== Supplied records ==
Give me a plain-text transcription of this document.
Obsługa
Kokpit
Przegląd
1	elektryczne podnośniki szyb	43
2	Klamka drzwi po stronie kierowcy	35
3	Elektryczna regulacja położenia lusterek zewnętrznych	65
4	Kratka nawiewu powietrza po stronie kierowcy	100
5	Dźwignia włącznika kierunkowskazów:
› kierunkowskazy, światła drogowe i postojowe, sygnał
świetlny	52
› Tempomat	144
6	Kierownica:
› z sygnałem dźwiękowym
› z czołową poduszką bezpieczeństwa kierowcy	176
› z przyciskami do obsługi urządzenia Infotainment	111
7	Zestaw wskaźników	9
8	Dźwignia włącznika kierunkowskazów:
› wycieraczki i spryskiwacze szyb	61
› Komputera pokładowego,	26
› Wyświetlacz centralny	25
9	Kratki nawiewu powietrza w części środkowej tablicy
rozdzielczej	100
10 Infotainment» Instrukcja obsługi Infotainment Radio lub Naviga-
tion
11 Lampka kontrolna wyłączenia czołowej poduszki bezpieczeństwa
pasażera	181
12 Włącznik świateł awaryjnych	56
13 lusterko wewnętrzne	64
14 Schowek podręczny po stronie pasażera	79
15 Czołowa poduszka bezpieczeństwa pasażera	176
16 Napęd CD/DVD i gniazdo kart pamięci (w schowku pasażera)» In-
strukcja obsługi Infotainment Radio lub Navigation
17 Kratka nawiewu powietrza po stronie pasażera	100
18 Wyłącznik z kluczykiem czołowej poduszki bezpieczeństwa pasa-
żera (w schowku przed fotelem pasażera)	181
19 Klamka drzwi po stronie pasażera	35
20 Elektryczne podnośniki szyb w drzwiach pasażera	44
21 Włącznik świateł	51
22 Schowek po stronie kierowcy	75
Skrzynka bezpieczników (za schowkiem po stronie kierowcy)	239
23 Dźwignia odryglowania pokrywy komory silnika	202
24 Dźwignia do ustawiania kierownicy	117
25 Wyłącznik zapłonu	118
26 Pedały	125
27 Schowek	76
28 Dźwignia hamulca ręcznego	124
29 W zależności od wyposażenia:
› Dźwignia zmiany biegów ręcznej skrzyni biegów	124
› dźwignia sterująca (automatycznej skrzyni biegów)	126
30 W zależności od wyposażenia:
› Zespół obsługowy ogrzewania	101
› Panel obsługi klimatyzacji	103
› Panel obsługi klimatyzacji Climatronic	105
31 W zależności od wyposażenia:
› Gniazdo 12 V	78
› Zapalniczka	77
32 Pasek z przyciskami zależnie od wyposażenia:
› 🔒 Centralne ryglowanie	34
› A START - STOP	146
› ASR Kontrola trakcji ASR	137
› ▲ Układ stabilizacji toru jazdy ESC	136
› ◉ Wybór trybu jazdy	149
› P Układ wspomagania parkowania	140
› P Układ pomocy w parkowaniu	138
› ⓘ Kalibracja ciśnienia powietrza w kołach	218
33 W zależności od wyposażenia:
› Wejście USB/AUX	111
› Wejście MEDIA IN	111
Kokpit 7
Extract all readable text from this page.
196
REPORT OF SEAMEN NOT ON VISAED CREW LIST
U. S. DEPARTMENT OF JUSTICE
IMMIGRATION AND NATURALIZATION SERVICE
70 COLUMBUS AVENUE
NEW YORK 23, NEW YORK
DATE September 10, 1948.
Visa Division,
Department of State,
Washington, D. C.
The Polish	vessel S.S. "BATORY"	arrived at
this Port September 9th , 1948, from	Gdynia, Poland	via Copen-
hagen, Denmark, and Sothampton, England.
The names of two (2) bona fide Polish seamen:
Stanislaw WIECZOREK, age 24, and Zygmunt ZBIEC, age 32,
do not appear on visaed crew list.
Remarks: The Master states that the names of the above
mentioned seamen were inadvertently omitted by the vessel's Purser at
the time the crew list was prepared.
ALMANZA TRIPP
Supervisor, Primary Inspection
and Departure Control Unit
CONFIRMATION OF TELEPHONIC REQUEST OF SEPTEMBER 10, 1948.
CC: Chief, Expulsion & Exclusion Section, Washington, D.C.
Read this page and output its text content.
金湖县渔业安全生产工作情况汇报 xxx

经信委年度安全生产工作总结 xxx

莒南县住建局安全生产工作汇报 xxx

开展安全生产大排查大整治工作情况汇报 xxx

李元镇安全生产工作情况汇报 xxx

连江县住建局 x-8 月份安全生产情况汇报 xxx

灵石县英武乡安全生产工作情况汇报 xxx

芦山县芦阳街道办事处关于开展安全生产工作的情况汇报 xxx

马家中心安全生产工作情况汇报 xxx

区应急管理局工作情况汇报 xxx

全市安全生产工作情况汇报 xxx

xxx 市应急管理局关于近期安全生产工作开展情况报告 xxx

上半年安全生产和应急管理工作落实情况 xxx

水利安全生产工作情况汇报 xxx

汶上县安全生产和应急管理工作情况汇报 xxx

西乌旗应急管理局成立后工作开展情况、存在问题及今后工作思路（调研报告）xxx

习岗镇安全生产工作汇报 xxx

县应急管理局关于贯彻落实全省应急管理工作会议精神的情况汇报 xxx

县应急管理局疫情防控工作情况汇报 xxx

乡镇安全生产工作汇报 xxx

== What you need to do ==
Copy all of the data. Keep every word exactly as it is.

== Response to this task ==
Give me a plain-text transcription of this document.
Obsługa
Kokpit
Przegląd
1	elektryczne podnośniki szyb	43
2	Klamka drzwi po stronie kierowcy	35
3	Elektryczna regulacja położenia lusterek zewnętrznych	65
4	Kratka nawiewu powietrza po stronie kierowcy	100
5	Dźwignia włącznika kierunkowskazów:
› kierunkowskazy, światła drogowe i postojowe, sygnał
świetlny	52
› Tempomat	144
6	Kierownica:
› z sygnałem dźwiękowym
› z czołową poduszką bezpieczeństwa kierowcy	176
› z przyciskami do obsługi urządzenia Infotainment	111
7	Zestaw wskaźników	9
8	Dźwignia włącznika kierunkowskazów:
› wycieraczki i spryskiwacze szyb	61
› Komputera pokładowego,	26
› Wyświetlacz centralny	25
9	Kratki nawiewu powietrza w części środkowej tablicy
rozdzielczej	100
10 Infotainment» Instrukcja obsługi Infotainment Radio lub Naviga-
tion
11 Lampka kontrolna wyłączenia czołowej poduszki bezpieczeństwa
pasażera	181
12 Włącznik świateł awaryjnych	56
13 lusterko wewnętrzne	64
14 Schowek podręczny po stronie pasażera	79
15 Czołowa poduszka bezpieczeństwa pasażera	176
16 Napęd CD/DVD i gniazdo kart pamięci (w schowku pasażera)» In-
strukcja obsługi Infotainment Radio lub Navigation
17 Kratka nawiewu powietrza po stronie pasażera	100
18 Wyłącznik z kluczykiem czołowej poduszki bezpieczeństwa pasa-
żera (w schowku przed fotelem pasażera)	181
19 Klamka drzwi po stronie pasażera	35
20 Elektryczne podnośniki szyb w drzwiach pasażera	44
21 Włącznik świateł	51
22 Schowek po stronie kierowcy	75
Skrzynka bezpieczników (za schowkiem po stronie kierowcy)	239
23 Dźwignia odryglowania pokrywy komory silnika	202
24 Dźwignia do ustawiania kierownicy	117
25 Wyłącznik zapłonu	118
26 Pedały	125
27 Schowek	76
28 Dźwignia hamulca ręcznego	124
29 W zależności od wyposażenia:
› Dźwignia zmiany biegów ręcznej skrzyni biegów	124
› dźwignia sterująca (automatycznej skrzyni biegów)	126
30 W zależności od wyposażenia:
› Zespół obsługowy ogrzewania	101
› Panel obsługi klimatyzacji	103
› Panel obsługi klimatyzacji Climatronic	105
31 W zależności od wyposażenia:
› Gniazdo 12 V	78
› Zapalniczka	77
32 Pasek z przyciskami zależnie od wyposażenia:
› 🔒 Centralne ryglowanie	34
› A START - STOP	146
› ASR Kontrola trakcji ASR	137
› ▲ Układ stabilizacji toru jazdy ESC	136
› ◉ Wybór trybu jazdy	149
› P Układ wspomagania parkowania	140
› P Układ pomocy w parkowaniu	138
› ⓘ Kalibracja ciśnienia powietrza w kołach	218
33 W zależności od wyposażenia:
› Wejście USB/AUX	111
› Wejście MEDIA IN	111
Kokpit 7
Extract all readable text from this page.
196
REPORT OF SEAMEN NOT ON VISAED CREW LIST
U. S. DEPARTMENT OF JUSTICE
IMMIGRATION AND NATURALIZATION SERVICE
70 COLUMBUS AVENUE
NEW YORK 23, NEW YORK
DATE September 10, 1948.
Visa Division,
Department of State,
Washington, D. C.
The Polish	vessel S.S. "BATORY"	arrived at
this Port September 9th , 1948, from	Gdynia, Poland	via Copen-
hagen, Denmark, and Sothampton, England.
The names of two (2) bona fide Polish seamen:
Stanislaw WIECZOREK, age 24, and Zygmunt ZBIEC, age 32,
do not appear on visaed crew list.
Remarks: The Master states that the names of the above
mentioned seamen were inadvertently omitted by the vessel's Purser at
the time the crew list was prepared.
ALMANZA TRIPP
Supervisor, Primary Inspection
and Departure Control Unit
CONFIRMATION OF TELEPHONIC REQUEST OF SEPTEMBER 10, 1948.
CC: Chief, Expulsion & Exclusion Section, Washington, D.C.
Read this page and output its text content.
金湖县渔业安全生产工作情况汇报 xxx

经信委年度安全生产工作总结 xxx

莒南县住建局安全生产工作汇报 xxx

开展安全生产大排查大整治工作情况汇报 xxx

李元镇安全生产工作情况汇报 xxx

连江县住建局 x-8 月份安全生产情况汇报 xxx

灵石县英武乡安全生产工作情况汇报 xxx

芦山县芦阳街道办事处关于开展安全生产工作的情况汇报 xxx

马家中心安全生产工作情况汇报 xxx

区应急管理局工作情况汇报 xxx

全市安全生产工作情况汇报 xxx

xxx 市应急管理局关于近期安全生产工作开展情况报告 xxx

上半年安全生产和应急管理工作落实情况 xxx

水利安全生产工作情况汇报 xxx

汶上县安全生产和应急管理工作情况汇报 xxx

西乌旗应急管理局成立后工作开展情况、存在问题及今后工作思路（调研报告）xxx

习岗镇安全生产工作汇报 xxx

县应急管理局关于贯彻落实全省应急管理工作会议精神的情况汇报 xxx

县应急管理局疫情防控工作情况汇报 xxx

乡镇安全生产工作汇报 xxx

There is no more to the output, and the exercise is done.